> TASK STATEMENT: Check each line below for the word "type" and give the number of lines that have it, nothing more.

*-*-*

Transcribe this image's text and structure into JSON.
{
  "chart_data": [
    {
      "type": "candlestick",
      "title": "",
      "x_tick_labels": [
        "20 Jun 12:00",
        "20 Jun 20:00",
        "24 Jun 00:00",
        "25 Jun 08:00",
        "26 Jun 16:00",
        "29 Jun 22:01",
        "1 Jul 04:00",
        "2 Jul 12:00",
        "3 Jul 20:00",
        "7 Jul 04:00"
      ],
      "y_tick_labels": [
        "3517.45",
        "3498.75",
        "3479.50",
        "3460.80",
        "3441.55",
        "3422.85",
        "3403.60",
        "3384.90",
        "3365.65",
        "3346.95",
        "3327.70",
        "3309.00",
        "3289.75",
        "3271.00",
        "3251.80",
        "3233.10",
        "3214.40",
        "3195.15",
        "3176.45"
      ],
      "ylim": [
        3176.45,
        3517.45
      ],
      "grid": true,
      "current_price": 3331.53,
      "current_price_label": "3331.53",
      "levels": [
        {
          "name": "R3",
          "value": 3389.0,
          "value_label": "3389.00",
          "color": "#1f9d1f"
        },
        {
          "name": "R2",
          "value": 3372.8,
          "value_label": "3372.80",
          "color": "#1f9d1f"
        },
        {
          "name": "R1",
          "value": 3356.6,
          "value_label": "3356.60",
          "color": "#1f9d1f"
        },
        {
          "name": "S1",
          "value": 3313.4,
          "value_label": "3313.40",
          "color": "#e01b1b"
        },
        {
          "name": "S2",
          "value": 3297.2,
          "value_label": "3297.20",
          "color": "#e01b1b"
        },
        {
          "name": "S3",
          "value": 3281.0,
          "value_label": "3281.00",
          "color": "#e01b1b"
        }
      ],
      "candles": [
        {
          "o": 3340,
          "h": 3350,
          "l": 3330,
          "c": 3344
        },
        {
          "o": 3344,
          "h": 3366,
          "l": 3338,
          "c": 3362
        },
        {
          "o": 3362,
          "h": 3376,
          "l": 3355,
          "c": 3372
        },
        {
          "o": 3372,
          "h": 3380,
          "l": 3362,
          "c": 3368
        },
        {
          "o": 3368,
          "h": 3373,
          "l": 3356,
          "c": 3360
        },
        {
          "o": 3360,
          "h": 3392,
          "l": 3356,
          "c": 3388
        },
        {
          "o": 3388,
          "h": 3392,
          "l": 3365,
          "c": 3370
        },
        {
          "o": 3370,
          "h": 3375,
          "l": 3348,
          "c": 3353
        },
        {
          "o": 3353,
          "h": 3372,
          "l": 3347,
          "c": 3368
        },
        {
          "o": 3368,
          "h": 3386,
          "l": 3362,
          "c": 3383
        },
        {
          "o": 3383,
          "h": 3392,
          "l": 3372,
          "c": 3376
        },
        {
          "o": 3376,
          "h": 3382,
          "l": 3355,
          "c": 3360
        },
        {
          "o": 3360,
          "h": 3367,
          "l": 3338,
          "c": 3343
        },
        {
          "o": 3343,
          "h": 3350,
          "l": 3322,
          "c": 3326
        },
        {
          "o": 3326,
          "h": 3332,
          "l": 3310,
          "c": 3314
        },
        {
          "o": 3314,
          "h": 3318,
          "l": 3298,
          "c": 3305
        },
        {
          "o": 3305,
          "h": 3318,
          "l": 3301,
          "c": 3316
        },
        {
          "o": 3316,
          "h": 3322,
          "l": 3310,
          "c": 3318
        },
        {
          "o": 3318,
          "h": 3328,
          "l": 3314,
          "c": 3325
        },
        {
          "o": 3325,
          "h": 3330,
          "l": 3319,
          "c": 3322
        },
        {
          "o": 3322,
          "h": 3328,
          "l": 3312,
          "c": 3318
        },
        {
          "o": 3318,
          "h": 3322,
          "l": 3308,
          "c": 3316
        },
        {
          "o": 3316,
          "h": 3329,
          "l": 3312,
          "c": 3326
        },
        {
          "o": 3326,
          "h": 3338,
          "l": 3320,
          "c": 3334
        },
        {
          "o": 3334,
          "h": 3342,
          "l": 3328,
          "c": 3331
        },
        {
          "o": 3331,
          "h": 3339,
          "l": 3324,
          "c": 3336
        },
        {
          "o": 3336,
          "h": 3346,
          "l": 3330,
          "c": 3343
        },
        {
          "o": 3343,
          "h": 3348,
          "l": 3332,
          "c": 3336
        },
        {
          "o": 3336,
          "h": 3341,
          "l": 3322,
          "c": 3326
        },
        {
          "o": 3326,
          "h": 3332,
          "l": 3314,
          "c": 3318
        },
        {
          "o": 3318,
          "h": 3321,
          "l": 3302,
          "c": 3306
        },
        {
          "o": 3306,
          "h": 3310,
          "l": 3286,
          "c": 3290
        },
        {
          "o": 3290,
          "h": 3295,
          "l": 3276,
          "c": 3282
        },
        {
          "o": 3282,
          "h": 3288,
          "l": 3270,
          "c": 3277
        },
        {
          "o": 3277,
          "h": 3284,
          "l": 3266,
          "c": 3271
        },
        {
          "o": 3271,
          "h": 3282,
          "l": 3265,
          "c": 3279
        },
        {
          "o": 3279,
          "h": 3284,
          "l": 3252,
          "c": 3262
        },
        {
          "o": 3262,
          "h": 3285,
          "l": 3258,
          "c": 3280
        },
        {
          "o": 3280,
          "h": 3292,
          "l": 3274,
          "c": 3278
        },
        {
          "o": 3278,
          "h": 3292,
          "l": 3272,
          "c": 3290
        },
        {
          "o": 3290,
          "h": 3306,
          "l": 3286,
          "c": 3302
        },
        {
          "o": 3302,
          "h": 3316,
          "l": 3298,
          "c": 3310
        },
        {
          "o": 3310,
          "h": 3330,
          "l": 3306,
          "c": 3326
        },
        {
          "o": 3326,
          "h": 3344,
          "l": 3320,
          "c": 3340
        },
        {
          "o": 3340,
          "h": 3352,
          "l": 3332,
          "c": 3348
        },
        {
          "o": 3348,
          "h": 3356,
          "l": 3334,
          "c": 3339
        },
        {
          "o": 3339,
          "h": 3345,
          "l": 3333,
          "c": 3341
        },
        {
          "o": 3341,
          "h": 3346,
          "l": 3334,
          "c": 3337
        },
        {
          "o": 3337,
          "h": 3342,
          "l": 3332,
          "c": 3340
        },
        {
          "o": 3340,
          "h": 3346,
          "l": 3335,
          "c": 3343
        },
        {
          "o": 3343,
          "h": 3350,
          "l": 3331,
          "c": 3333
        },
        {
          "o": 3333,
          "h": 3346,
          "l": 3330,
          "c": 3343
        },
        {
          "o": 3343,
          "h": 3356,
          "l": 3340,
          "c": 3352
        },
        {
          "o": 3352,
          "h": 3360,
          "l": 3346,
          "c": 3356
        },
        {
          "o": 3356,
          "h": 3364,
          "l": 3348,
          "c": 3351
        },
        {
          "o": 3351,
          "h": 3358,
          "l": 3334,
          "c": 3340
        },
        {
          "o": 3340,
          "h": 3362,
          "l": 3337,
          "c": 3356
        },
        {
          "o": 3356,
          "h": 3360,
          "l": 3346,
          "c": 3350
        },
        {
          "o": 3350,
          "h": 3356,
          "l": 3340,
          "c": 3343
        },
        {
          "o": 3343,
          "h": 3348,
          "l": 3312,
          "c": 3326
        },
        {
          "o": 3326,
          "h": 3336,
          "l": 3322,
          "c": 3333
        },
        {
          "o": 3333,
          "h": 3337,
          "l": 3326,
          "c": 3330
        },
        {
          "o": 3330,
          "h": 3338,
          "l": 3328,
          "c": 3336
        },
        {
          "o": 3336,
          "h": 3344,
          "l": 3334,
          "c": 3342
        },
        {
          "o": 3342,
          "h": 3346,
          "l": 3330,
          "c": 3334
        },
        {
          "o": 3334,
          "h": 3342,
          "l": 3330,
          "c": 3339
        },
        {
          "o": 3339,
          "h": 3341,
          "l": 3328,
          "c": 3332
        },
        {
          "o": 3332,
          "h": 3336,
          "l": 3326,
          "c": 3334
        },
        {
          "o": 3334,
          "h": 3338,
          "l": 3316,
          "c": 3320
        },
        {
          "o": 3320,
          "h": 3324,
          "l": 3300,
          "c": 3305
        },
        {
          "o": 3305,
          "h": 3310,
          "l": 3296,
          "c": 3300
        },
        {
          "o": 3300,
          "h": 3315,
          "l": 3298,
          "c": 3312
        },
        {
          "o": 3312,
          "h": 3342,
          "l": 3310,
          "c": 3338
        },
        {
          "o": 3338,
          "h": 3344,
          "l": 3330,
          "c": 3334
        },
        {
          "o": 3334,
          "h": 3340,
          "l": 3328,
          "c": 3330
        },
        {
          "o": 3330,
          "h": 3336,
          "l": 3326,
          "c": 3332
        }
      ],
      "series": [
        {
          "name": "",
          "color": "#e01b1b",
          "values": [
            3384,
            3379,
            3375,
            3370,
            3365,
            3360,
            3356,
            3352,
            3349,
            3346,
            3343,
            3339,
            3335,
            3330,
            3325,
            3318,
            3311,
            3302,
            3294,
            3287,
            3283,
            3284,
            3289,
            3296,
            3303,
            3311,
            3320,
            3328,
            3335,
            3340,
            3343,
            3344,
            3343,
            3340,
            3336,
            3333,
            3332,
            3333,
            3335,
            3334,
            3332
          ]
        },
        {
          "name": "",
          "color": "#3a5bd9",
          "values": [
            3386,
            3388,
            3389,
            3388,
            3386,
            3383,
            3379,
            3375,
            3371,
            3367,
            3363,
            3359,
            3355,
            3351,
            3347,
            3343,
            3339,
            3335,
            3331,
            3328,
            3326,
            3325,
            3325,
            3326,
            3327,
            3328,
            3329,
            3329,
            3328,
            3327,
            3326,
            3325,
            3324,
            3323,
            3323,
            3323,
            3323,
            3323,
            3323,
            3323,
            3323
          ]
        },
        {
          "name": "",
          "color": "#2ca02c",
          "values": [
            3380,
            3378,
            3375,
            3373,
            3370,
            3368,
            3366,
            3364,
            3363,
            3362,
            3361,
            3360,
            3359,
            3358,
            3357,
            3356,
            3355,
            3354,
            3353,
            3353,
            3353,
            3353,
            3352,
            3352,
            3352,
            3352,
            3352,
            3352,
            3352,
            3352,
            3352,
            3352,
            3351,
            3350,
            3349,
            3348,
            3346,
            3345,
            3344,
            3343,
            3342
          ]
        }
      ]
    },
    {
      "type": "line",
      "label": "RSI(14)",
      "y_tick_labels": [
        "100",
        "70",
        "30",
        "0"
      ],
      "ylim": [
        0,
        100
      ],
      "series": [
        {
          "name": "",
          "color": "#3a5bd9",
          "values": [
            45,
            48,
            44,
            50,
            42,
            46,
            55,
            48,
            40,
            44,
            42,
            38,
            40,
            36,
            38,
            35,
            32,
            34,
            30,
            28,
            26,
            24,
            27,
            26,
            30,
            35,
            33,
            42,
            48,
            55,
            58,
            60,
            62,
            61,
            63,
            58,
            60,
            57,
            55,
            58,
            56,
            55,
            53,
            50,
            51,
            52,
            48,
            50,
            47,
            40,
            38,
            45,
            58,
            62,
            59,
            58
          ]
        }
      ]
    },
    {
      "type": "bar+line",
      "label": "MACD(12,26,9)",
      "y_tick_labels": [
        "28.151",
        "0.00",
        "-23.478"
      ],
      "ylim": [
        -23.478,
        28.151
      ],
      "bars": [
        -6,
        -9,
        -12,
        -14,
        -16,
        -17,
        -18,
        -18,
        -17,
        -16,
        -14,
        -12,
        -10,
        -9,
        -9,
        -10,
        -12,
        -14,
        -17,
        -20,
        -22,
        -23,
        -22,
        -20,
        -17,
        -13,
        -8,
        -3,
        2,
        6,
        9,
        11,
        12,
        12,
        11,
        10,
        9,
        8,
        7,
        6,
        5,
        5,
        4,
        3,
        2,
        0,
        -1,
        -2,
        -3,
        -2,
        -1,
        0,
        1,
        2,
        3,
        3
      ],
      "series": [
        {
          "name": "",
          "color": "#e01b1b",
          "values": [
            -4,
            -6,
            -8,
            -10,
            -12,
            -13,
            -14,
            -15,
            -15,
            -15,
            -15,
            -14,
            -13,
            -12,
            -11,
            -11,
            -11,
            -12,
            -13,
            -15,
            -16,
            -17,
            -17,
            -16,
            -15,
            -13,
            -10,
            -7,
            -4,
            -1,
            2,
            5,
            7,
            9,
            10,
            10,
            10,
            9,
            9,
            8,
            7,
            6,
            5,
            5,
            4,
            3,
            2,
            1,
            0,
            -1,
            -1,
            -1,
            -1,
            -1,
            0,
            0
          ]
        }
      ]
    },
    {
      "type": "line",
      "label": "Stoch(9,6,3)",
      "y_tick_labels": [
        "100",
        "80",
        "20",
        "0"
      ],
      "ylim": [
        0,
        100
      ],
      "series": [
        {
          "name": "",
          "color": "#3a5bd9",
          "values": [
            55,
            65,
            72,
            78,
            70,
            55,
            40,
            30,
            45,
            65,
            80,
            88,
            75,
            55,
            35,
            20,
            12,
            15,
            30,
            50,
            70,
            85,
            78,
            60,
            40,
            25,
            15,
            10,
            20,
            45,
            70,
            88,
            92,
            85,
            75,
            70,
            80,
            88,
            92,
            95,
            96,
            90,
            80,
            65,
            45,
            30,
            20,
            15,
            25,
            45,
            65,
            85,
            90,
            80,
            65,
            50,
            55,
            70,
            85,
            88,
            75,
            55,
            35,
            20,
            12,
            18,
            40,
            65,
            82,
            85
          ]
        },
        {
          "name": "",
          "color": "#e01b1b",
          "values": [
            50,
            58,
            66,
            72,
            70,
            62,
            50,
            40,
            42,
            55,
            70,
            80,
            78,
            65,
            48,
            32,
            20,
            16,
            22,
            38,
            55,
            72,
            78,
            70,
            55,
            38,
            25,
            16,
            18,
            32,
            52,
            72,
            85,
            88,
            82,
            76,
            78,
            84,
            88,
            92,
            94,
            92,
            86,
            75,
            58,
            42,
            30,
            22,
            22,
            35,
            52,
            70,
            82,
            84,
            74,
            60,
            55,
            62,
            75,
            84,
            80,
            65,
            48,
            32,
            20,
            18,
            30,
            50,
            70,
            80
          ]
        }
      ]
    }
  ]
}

*-*-*

> THE OUTPUT: 4